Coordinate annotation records

§ §

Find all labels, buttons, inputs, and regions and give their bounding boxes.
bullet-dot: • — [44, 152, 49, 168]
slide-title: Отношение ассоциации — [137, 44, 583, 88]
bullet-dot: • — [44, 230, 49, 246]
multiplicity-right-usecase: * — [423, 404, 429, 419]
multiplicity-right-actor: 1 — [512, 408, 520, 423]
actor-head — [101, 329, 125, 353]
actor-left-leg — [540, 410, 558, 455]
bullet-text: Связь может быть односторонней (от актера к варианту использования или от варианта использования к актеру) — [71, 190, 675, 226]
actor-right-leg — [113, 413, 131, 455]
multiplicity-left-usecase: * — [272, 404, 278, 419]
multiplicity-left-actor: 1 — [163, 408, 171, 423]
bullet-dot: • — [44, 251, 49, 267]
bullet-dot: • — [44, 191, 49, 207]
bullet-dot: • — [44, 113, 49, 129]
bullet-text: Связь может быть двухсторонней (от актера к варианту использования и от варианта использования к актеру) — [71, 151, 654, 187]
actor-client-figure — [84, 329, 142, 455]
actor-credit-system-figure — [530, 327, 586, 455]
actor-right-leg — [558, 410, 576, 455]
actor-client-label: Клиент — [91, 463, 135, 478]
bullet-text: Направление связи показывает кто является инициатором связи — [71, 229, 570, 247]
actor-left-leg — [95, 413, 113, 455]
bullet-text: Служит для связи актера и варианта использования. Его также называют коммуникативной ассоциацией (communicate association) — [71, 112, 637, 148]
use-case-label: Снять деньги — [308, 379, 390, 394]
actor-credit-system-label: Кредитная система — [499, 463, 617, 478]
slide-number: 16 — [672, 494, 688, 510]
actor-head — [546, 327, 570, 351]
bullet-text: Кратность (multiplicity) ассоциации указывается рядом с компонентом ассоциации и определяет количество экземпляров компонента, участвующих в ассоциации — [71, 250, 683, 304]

§ §

Rewrite the records with "bullet-point" substituted for every "bullet-dot", and keep everything else unchanged.

[Task answer]
Find all labels, buttons, inputs, and regions and give their bounding boxes.
bullet-point: • — [44, 152, 49, 168]
slide-title: Отношение ассоциации — [137, 44, 583, 88]
bullet-point: • — [44, 230, 49, 246]
multiplicity-right-usecase: * — [423, 404, 429, 419]
multiplicity-right-actor: 1 — [512, 408, 520, 423]
actor-head — [101, 329, 125, 353]
actor-left-leg — [540, 410, 558, 455]
bullet-text: Связь может быть односторонней (от актера к варианту использования или от варианта использования к актеру) — [71, 190, 675, 226]
actor-right-leg — [113, 413, 131, 455]
multiplicity-left-usecase: * — [272, 404, 278, 419]
multiplicity-left-actor: 1 — [163, 408, 171, 423]
bullet-point: • — [44, 251, 49, 267]
bullet-point: • — [44, 191, 49, 207]
bullet-point: • — [44, 113, 49, 129]
bullet-text: Связь может быть двухсторонней (от актера к варианту использования и от варианта использования к актеру) — [71, 151, 654, 187]
actor-client-figure — [84, 329, 142, 455]
actor-credit-system-figure — [530, 327, 586, 455]
actor-right-leg — [558, 410, 576, 455]
actor-client-label: Клиент — [91, 463, 135, 478]
bullet-text: Направление связи показывает кто является инициатором связи — [71, 229, 570, 247]
actor-left-leg — [95, 413, 113, 455]
bullet-text: Служит для связи актера и варианта использования. Его также называют коммуникативной ассоциацией (communicate association) — [71, 112, 637, 148]
use-case-label: Снять деньги — [308, 379, 390, 394]
actor-credit-system-label: Кредитная система — [499, 463, 617, 478]
slide-number: 16 — [672, 494, 688, 510]
actor-head — [546, 327, 570, 351]
bullet-text: Кратность (multiplicity) ассоциации указывается рядом с компонентом ассоциации и определяет количество экземпляров компонента, участвующих в ассоциации — [71, 250, 683, 304]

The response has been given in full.